─── Data provided

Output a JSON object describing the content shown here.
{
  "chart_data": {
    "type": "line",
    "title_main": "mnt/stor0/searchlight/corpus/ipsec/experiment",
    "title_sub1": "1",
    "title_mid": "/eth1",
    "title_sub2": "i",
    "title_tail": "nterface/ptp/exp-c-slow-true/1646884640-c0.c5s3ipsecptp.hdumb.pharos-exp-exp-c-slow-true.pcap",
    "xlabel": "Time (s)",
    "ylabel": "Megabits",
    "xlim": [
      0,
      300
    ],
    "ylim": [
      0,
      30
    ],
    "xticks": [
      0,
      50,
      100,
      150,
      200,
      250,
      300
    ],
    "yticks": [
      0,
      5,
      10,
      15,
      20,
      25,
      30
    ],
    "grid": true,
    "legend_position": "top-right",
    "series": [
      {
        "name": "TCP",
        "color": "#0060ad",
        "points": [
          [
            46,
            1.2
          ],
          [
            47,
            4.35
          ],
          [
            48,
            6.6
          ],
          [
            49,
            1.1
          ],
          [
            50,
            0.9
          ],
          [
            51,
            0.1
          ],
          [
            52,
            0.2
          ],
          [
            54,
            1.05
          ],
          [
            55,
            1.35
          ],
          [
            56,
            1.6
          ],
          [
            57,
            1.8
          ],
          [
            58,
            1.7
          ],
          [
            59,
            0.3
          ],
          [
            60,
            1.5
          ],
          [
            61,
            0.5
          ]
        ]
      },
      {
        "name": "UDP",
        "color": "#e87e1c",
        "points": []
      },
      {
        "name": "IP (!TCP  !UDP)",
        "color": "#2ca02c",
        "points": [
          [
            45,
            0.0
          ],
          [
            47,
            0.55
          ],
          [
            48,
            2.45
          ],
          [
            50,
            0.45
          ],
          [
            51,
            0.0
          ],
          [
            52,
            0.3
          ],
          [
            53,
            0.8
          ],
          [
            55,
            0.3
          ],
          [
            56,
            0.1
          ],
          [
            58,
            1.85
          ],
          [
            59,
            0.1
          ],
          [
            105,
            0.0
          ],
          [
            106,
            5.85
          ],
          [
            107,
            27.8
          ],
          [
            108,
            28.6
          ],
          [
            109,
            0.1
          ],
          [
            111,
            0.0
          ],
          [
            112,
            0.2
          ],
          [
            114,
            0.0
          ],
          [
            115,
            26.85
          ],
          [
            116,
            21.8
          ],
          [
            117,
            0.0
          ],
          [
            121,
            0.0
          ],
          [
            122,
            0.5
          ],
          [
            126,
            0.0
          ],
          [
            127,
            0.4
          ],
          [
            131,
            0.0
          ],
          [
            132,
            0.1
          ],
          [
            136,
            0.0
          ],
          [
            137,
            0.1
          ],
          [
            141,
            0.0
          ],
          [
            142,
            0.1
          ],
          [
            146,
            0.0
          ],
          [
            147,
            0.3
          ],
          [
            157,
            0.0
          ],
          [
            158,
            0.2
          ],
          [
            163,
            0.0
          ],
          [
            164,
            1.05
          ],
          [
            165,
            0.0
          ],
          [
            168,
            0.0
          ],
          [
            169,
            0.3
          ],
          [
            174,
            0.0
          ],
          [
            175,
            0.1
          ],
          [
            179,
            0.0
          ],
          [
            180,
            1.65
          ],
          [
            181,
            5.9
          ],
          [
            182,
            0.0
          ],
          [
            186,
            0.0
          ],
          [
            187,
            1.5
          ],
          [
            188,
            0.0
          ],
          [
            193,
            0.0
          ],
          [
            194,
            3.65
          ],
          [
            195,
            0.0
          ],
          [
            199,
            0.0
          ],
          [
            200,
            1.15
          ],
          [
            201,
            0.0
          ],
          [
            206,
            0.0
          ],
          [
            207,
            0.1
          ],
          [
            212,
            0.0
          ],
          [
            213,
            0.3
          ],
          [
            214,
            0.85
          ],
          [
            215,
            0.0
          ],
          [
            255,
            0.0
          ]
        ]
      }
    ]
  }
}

──────

:: Problem details ::
All entries must be repeated verbatim.

:: Task response ::
Output a JSON object describing the content shown here.
{
  "chart_data": {
    "type": "line",
    "title_main": "mnt/stor0/searchlight/corpus/ipsec/experiment",
    "title_sub1": "1",
    "title_mid": "/eth1",
    "title_sub2": "i",
    "title_tail": "nterface/ptp/exp-c-slow-true/1646884640-c0.c5s3ipsecptp.hdumb.pharos-exp-exp-c-slow-true.pcap",
    "xlabel": "Time (s)",
    "ylabel": "Megabits",
    "xlim": [
      0,
      300
    ],
    "ylim": [
      0,
      30
    ],
    "xticks": [
      0,
      50,
      100,
      150,
      200,
      250,
      300
    ],
    "yticks": [
      0,
      5,
      10,
      15,
      20,
      25,
      30
    ],
    "grid": true,
    "legend_position": "top-right",
    "series": [
      {
        "name": "TCP",
        "color": "#0060ad",
        "points": [
          [
            46,
            1.2
          ],
          [
            47,
            4.35
          ],
          [
            48,
            6.6
          ],
          [
            49,
            1.1
          ],
          [
            50,
            0.9
          ],
          [
            51,
            0.1
          ],
          [
            52,
            0.2
          ],
          [
            54,
            1.05
          ],
          [
            55,
            1.35
          ],
          [
            56,
            1.6
          ],
          [
            57,
            1.8
          ],
          [
            58,
            1.7
          ],
          [
            59,
            0.3
          ],
          [
            60,
            1.5
          ],
          [
            61,
            0.5
          ]
        ]
      },
      {
        "name": "UDP",
        "color": "#e87e1c",
        "points": []
      },
      {
        "name": "IP (!TCP  !UDP)",
        "color": "#2ca02c",
        "points": [
          [
            45,
            0.0
          ],
          [
            47,
            0.55
          ],
          [
            48,
            2.45
          ],
          [
            50,
            0.45
          ],
          [
            51,
            0.0
          ],
          [
            52,
            0.3
          ],
          [
            53,
            0.8
          ],
          [
            55,
            0.3
          ],
          [
            56,
            0.1
          ],
          [
            58,
            1.85
          ],
          [
            59,
            0.1
          ],
          [
            105,
            0.0
          ],
          [
            106,
            5.85
          ],
          [
            107,
            27.8
          ],
          [
            108,
            28.6
          ],
          [
            109,
            0.1
          ],
          [
            111,
            0.0
          ],
          [
            112,
            0.2
          ],
          [
            114,
            0.0
          ],
          [
            115,
            26.85
          ],
          [
            116,
            21.8
          ],
          [
            117,
            0.0
          ],
          [
            121,
            0.0
          ],
          [
            122,
            0.5
          ],
          [
            126,
            0.0
          ],
          [
            127,
            0.4
          ],
          [
            131,
            0.0
          ],
          [
            132,
            0.1
          ],
          [
            136,
            0.0
          ],
          [
            137,
            0.1
          ],
          [
            141,
            0.0
          ],
          [
            142,
            0.1
          ],
          [
            146,
            0.0
          ],
          [
            147,
            0.3
          ],
          [
            157,
            0.0
          ],
          [
            158,
            0.2
          ],
          [
            163,
            0.0
          ],
          [
            164,
            1.05
          ],
          [
            165,
            0.0
          ],
          [
            168,
            0.0
          ],
          [
            169,
            0.3
          ],
          [
            174,
            0.0
          ],
          [
            175,
            0.1
          ],
          [
            179,
            0.0
          ],
          [
            180,
            1.65
          ],
          [
            181,
            5.9
          ],
          [
            182,
            0.0
          ],
          [
            186,
            0.0
          ],
          [
            187,
            1.5
          ],
          [
            188,
            0.0
          ],
          [
            193,
            0.0
          ],
          [
            194,
            3.65
          ],
          [
            195,
            0.0
          ],
          [
            199,
            0.0
          ],
          [
            200,
            1.15
          ],
          [
            201,
            0.0
          ],
          [
            206,
            0.0
          ],
          [
            207,
            0.1
          ],
          [
            212,
            0.0
          ],
          [
            213,
            0.3
          ],
          [
            214,
            0.85
          ],
          [
            215,
            0.0
          ],
          [
            255,
            0.0
          ]
        ]
      }
    ]
  }
}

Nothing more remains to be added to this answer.